→ EXERCISE TASK: Answer with a number only: how many lines of the data contain "Moloch"?

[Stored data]
....
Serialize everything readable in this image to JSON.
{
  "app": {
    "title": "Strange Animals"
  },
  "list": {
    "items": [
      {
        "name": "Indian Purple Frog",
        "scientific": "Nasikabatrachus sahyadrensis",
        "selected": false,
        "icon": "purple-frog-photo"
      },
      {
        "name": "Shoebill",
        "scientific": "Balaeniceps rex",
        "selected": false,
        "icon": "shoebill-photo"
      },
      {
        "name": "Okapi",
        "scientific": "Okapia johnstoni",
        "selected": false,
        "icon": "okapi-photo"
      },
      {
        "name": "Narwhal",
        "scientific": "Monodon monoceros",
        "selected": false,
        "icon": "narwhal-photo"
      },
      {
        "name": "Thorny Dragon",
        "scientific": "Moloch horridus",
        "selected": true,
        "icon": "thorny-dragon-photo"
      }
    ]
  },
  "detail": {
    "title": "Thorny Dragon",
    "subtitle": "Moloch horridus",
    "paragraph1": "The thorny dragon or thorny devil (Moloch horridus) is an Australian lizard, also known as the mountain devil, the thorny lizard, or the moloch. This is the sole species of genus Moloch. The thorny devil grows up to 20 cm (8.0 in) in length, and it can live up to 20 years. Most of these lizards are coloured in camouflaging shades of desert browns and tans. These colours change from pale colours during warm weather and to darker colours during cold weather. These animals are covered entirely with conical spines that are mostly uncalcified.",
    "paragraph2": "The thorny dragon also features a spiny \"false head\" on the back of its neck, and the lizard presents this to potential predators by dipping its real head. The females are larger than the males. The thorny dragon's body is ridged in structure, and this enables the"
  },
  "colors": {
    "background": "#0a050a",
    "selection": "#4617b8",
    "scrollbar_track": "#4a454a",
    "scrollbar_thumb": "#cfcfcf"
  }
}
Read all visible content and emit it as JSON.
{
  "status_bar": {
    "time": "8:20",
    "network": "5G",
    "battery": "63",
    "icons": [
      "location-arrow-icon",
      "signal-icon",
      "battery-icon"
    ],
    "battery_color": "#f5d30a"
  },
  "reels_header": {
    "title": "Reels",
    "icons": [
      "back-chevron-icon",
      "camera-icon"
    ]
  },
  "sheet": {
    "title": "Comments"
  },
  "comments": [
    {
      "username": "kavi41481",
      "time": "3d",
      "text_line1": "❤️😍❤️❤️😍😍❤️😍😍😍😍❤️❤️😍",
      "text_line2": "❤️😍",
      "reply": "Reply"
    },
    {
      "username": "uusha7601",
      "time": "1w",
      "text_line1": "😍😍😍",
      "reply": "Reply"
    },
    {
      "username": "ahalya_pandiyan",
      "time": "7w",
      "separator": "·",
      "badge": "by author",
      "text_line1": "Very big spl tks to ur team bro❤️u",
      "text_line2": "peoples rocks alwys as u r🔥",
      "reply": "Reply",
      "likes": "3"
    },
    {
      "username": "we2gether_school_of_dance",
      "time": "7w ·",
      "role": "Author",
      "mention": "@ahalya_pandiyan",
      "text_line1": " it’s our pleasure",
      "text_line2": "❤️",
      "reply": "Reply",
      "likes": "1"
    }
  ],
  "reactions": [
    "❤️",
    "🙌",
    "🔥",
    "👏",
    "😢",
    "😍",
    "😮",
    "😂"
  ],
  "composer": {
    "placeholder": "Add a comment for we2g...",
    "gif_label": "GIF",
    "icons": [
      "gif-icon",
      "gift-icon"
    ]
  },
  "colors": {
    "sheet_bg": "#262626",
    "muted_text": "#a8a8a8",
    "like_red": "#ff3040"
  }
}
....
→ RESULT OF THE EXERCISE: 3